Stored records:
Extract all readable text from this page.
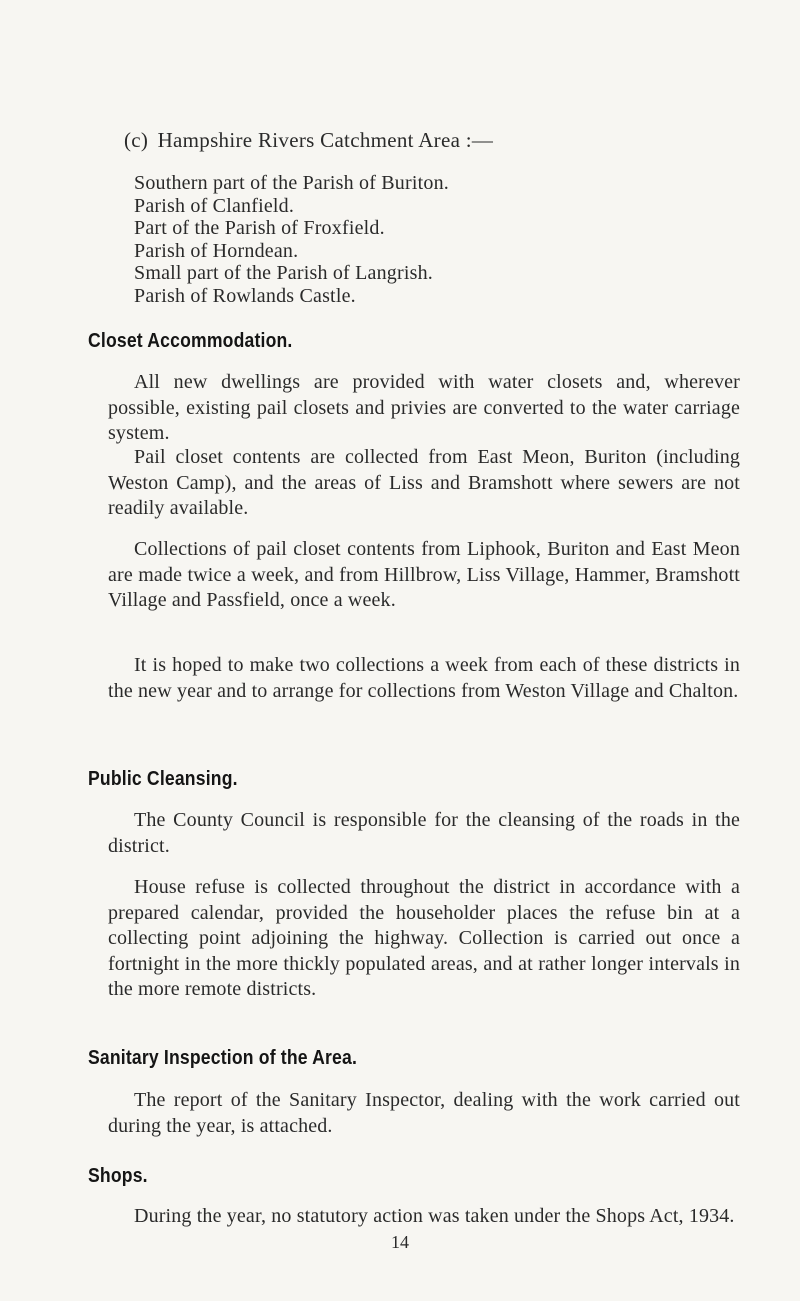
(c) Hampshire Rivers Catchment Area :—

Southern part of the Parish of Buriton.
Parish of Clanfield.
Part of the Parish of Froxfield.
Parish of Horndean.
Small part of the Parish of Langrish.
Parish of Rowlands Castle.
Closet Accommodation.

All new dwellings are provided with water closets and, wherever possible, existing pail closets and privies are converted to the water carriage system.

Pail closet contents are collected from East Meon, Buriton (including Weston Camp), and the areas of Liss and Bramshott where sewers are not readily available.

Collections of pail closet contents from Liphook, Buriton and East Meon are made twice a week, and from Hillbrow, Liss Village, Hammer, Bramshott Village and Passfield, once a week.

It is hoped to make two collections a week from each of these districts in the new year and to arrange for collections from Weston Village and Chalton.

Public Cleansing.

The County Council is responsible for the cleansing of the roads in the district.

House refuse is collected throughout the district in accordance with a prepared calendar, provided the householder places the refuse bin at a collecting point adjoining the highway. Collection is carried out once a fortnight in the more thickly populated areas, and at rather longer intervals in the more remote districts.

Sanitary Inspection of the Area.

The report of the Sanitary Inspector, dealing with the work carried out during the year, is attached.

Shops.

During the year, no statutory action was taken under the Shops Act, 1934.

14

▸ What is being asked
Check each line of the entries above, and show every one holding the word "once".

▸ Finished answer
Collections of pail closet contents from Liphook, Buriton and East Meon are made twice a week, and from Hillbrow, Liss Village, Hammer, Bramshott Village and Passfield, once a week.
House refuse is collected throughout the district in accordance with a prepared calendar, provided the householder places the refuse bin at a collecting point adjoining the highway. Collection is carried out once a fortnight in the more thickly populated areas, and at rather longer intervals in the more remote districts.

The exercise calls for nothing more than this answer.